Material for the task start

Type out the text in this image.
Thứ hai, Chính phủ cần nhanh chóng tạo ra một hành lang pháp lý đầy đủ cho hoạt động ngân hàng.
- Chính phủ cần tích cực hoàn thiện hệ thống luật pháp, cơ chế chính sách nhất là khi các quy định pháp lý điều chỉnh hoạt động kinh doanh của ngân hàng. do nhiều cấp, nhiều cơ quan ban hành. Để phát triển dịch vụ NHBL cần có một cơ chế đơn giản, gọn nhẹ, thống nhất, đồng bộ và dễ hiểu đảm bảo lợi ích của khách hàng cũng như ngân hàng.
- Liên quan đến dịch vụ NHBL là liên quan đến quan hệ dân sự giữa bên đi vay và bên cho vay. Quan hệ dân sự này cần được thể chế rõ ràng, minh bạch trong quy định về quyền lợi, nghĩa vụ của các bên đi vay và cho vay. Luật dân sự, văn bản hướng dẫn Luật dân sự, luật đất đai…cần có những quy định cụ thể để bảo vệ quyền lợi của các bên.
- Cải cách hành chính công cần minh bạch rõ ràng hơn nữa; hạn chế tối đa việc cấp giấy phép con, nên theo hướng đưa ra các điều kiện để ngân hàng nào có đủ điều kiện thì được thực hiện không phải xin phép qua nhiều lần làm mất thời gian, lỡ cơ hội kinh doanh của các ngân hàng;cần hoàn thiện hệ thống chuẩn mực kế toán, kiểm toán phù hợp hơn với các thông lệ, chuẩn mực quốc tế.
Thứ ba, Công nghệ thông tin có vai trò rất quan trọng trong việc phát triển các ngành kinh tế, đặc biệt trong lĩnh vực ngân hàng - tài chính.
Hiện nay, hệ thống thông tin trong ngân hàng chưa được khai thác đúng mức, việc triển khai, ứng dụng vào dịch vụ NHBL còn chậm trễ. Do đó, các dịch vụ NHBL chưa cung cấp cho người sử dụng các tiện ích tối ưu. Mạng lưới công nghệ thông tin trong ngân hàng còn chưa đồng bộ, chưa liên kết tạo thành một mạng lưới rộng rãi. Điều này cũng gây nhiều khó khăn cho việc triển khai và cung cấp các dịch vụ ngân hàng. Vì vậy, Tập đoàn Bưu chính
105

Material for the task end

* [Objective]
Pick out each line containing the string "nghệ" and copy it.

* [Reply to the task]
Thứ ba, Công nghệ thông tin có vai trò rất quan trọng trong việc phát triển các ngành kinh tế, đặc biệt trong lĩnh vực ngân hàng - tài chính.
Hiện nay, hệ thống thông tin trong ngân hàng chưa được khai thác đúng mức, việc triển khai, ứng dụng vào dịch vụ NHBL còn chậm trễ. Do đó, các dịch vụ NHBL chưa cung cấp cho người sử dụng các tiện ích tối ưu. Mạng lưới công nghệ thông tin trong ngân hàng còn chưa đồng bộ, chưa liên kết tạo thành một mạng lưới rộng rãi. Điều này cũng gây nhiều khó khăn cho việc triển khai và cung cấp các dịch vụ ngân hàng. Vì vậy, Tập đoàn Bưu chính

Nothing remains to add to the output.